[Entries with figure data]
* Start *

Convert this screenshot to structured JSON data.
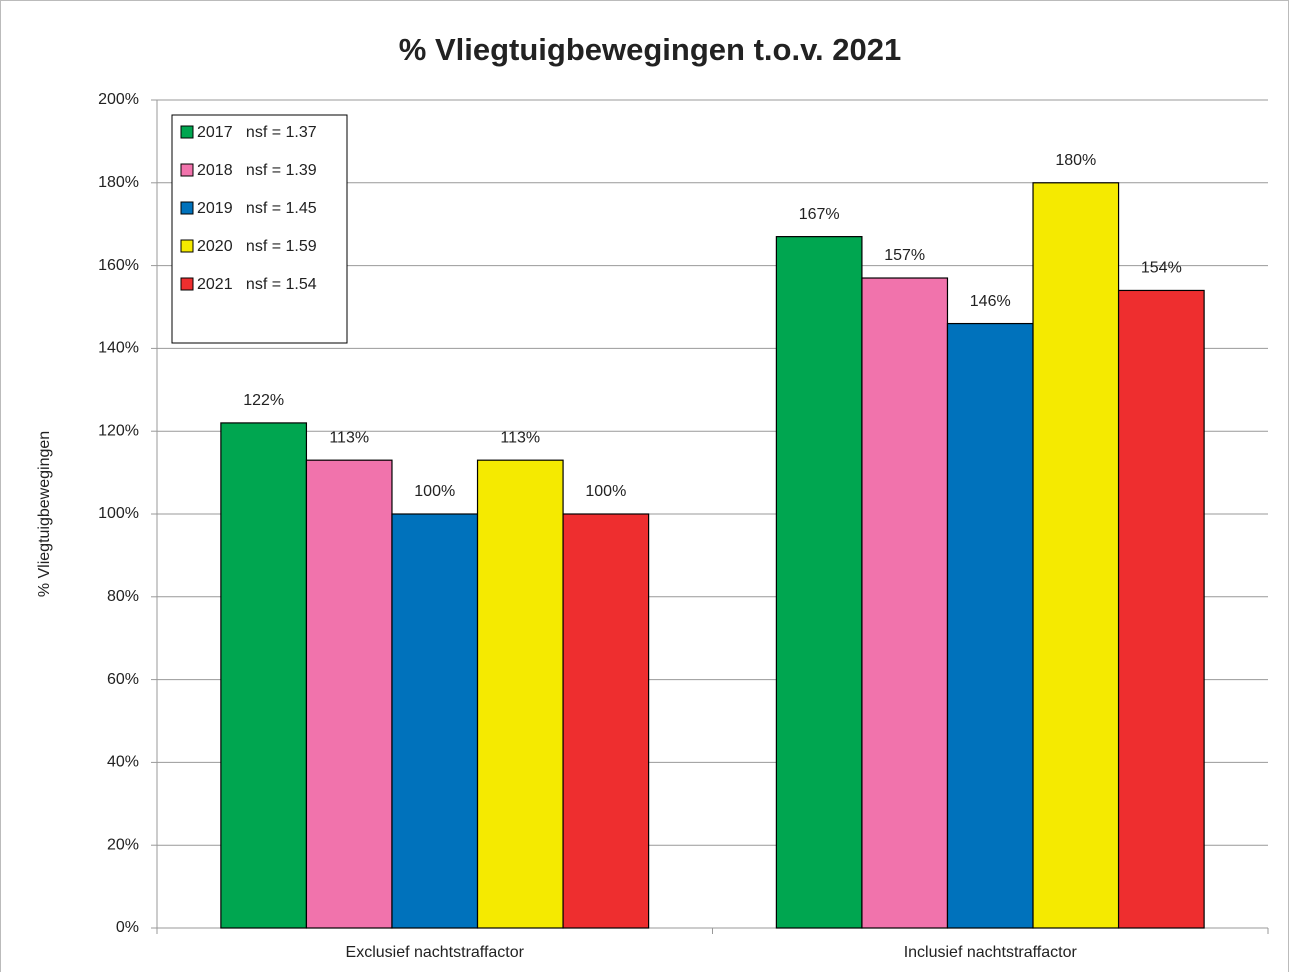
{
  "chart_data": {
    "type": "bar",
    "title": "% Vliegtuigbewegingen t.o.v. 2021",
    "y_label": "% Vliegtuigbewegingen",
    "categories": [
      "Exclusief nachtstraffactor",
      "Inclusief nachtstraffactor"
    ],
    "series": [
      {
        "name": "2017   nsf = 1.37",
        "color": "#00a650",
        "values": [
          122,
          167
        ],
        "value_labels": [
          "122%",
          "167%"
        ]
      },
      {
        "name": "2018   nsf = 1.39",
        "color": "#f173ac",
        "values": [
          113,
          157
        ],
        "value_labels": [
          "113%",
          "157%"
        ]
      },
      {
        "name": "2019   nsf = 1.45",
        "color": "#0072bc",
        "values": [
          100,
          146
        ],
        "value_labels": [
          "100%",
          "146%"
        ]
      },
      {
        "name": "2020   nsf = 1.59",
        "color": "#f5ea00",
        "values": [
          113,
          180
        ],
        "value_labels": [
          "113%",
          "180%"
        ]
      },
      {
        "name": "2021   nsf = 1.54",
        "color": "#ee2e2f",
        "values": [
          100,
          154
        ],
        "value_labels": [
          "100%",
          "154%"
        ]
      }
    ],
    "ylim": [
      0,
      200
    ],
    "yticks": [
      {
        "value": 0,
        "label": "0%"
      },
      {
        "value": 20,
        "label": "20%"
      },
      {
        "value": 40,
        "label": "40%"
      },
      {
        "value": 60,
        "label": "60%"
      },
      {
        "value": 80,
        "label": "80%"
      },
      {
        "value": 100,
        "label": "100%"
      },
      {
        "value": 120,
        "label": "120%"
      },
      {
        "value": 140,
        "label": "140%"
      },
      {
        "value": 160,
        "label": "160%"
      },
      {
        "value": 180,
        "label": "180%"
      },
      {
        "value": 200,
        "label": "200%"
      }
    ],
    "grid": true,
    "legend": "top-left"
  }
}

* End *

Where a line of the material above holds the string "Vliegtuigbewegingen", copy that line.

_PROBLEM SOLUTION:_
    "title": "% Vliegtuigbewegingen t.o.v. 2021",
    "y_label": "% Vliegtuigbewegingen",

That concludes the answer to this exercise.